▶ REQUIRED TASK
The data must be returned in full and exactly as given.

▶ DATA SUPPLIED
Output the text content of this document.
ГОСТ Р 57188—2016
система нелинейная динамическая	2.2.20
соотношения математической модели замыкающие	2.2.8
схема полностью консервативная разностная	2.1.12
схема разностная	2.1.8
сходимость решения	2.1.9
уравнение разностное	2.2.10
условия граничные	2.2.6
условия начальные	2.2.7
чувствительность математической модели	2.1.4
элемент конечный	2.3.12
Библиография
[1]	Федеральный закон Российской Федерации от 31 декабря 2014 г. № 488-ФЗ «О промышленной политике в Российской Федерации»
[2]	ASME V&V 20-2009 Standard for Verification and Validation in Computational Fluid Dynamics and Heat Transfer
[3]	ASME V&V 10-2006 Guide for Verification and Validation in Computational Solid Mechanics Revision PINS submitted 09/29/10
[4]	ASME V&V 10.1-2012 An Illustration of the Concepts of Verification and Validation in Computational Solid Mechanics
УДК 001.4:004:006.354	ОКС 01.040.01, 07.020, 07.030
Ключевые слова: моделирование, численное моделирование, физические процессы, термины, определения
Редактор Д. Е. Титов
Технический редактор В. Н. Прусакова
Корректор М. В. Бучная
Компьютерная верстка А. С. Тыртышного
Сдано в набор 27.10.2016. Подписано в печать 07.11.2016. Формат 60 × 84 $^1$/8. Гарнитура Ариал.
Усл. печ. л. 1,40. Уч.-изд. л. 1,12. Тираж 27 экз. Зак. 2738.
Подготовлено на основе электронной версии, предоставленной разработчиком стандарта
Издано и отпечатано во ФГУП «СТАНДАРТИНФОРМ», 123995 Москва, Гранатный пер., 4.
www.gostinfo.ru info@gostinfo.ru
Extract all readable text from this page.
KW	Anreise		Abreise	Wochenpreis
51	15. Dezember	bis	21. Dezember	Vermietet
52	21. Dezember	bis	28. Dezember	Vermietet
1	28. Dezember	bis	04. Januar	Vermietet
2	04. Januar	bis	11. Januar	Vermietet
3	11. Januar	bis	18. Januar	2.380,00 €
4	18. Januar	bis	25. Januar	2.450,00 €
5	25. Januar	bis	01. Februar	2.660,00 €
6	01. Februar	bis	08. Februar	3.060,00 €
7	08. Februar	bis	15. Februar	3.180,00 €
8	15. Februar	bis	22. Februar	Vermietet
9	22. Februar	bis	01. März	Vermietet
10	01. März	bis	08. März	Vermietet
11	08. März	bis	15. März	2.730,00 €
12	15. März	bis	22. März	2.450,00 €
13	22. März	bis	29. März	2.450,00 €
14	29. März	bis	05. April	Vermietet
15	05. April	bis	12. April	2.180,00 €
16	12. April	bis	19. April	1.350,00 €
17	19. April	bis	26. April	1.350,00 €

▶ TASK OUTPUT
Output the text content of this document.
ГОСТ Р 57188—2016
система нелинейная динамическая	2.2.20
соотношения математической модели замыкающие	2.2.8
схема полностью консервативная разностная	2.1.12
схема разностная	2.1.8
сходимость решения	2.1.9
уравнение разностное	2.2.10
условия граничные	2.2.6
условия начальные	2.2.7
чувствительность математической модели	2.1.4
элемент конечный	2.3.12
Библиография
[1]	Федеральный закон Российской Федерации от 31 декабря 2014 г. № 488-ФЗ «О промышленной политике в Российской Федерации»
[2]	ASME V&V 20-2009 Standard for Verification and Validation in Computational Fluid Dynamics and Heat Transfer
[3]	ASME V&V 10-2006 Guide for Verification and Validation in Computational Solid Mechanics Revision PINS submitted 09/29/10
[4]	ASME V&V 10.1-2012 An Illustration of the Concepts of Verification and Validation in Computational Solid Mechanics
УДК 001.4:004:006.354	ОКС 01.040.01, 07.020, 07.030
Ключевые слова: моделирование, численное моделирование, физические процессы, термины, определения
Редактор Д. Е. Титов
Технический редактор В. Н. Прусакова
Корректор М. В. Бучная
Компьютерная верстка А. С. Тыртышного
Сдано в набор 27.10.2016. Подписано в печать 07.11.2016. Формат 60 × 84 $^1$/8. Гарнитура Ариал.
Усл. печ. л. 1,40. Уч.-изд. л. 1,12. Тираж 27 экз. Зак. 2738.
Подготовлено на основе электронной версии, предоставленной разработчиком стандарта
Издано и отпечатано во ФГУП «СТАНДАРТИНФОРМ», 123995 Москва, Гранатный пер., 4.
www.gostinfo.ru info@gostinfo.ru
Extract all readable text from this page.
KW	Anreise		Abreise	Wochenpreis
51	15. Dezember	bis	21. Dezember	Vermietet
52	21. Dezember	bis	28. Dezember	Vermietet
1	28. Dezember	bis	04. Januar	Vermietet
2	04. Januar	bis	11. Januar	Vermietet
3	11. Januar	bis	18. Januar	2.380,00 €
4	18. Januar	bis	25. Januar	2.450,00 €
5	25. Januar	bis	01. Februar	2.660,00 €
6	01. Februar	bis	08. Februar	3.060,00 €
7	08. Februar	bis	15. Februar	3.180,00 €
8	15. Februar	bis	22. Februar	Vermietet
9	22. Februar	bis	01. März	Vermietet
10	01. März	bis	08. März	Vermietet
11	08. März	bis	15. März	2.730,00 €
12	15. März	bis	22. März	2.450,00 €
13	22. März	bis	29. März	2.450,00 €
14	29. März	bis	05. April	Vermietet
15	05. April	bis	12. April	2.180,00 €
16	12. April	bis	19. April	1.350,00 €
17	19. April	bis	26. April	1.350,00 €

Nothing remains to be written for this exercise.